- **Exercise goal**:
Provide only the number of lines in the listing that contain the string "procedimiento".

- **Stored records**:
--*--

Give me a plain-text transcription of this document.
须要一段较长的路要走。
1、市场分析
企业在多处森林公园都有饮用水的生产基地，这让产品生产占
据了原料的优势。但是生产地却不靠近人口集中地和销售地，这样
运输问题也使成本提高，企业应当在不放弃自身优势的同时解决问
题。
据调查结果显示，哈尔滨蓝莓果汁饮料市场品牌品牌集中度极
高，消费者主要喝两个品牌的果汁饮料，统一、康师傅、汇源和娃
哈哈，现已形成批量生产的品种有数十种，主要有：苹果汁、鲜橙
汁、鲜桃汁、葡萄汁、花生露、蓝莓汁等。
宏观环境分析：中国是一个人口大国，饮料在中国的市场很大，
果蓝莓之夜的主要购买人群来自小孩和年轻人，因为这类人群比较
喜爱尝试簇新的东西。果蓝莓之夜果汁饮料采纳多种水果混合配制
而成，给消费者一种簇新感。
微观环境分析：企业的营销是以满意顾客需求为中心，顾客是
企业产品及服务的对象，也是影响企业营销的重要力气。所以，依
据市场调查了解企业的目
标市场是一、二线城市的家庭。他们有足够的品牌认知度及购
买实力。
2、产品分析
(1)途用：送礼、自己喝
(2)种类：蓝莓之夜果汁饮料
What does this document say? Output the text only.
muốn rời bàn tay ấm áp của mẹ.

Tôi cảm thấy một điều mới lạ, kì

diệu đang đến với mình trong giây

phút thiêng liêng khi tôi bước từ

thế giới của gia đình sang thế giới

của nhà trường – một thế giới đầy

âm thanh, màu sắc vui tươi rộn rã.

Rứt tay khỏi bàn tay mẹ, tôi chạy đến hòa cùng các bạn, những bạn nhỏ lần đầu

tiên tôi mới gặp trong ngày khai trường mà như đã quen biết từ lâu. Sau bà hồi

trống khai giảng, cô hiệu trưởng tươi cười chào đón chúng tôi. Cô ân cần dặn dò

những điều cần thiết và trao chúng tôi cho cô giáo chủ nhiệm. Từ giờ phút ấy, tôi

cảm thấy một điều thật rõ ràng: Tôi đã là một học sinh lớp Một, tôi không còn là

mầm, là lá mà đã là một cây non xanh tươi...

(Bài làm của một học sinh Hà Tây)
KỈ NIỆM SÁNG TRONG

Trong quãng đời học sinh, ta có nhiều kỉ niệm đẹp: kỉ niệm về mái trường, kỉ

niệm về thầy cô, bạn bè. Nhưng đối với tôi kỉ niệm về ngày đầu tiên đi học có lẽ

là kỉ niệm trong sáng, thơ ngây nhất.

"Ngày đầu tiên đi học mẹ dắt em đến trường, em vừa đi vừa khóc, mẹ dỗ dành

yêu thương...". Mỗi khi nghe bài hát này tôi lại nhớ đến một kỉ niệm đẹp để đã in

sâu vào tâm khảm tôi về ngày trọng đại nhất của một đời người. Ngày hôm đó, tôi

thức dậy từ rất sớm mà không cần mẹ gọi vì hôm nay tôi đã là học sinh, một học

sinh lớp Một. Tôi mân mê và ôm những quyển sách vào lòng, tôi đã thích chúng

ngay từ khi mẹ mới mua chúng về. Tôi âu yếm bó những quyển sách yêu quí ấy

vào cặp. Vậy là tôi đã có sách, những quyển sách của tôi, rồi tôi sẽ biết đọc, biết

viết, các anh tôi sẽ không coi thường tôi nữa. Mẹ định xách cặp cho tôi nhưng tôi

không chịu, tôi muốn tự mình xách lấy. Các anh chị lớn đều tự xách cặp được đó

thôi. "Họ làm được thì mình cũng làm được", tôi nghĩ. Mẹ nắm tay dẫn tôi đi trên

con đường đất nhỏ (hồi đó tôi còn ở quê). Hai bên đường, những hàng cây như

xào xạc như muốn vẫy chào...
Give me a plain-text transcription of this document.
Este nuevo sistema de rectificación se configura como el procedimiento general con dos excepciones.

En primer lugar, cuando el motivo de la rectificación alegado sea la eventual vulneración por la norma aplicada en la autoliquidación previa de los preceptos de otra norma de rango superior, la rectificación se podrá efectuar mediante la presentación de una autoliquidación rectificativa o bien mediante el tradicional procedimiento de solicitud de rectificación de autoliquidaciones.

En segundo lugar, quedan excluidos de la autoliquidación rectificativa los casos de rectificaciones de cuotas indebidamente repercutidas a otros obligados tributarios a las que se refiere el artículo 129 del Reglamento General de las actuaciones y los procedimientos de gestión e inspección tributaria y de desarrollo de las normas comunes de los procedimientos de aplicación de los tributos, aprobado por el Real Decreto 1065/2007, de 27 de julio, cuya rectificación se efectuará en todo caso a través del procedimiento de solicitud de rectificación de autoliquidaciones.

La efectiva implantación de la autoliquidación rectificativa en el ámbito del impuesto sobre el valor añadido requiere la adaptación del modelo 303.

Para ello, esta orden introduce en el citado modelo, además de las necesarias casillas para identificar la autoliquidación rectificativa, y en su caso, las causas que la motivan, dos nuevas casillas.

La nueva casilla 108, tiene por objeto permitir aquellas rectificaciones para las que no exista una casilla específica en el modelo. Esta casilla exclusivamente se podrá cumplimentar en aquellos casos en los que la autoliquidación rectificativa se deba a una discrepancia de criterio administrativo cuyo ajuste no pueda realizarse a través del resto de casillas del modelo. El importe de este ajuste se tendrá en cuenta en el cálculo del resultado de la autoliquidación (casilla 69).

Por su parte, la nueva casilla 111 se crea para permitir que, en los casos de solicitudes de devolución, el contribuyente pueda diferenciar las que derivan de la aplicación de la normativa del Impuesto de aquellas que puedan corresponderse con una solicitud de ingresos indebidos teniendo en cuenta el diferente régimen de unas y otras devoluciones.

--*--

- **Answer**:
3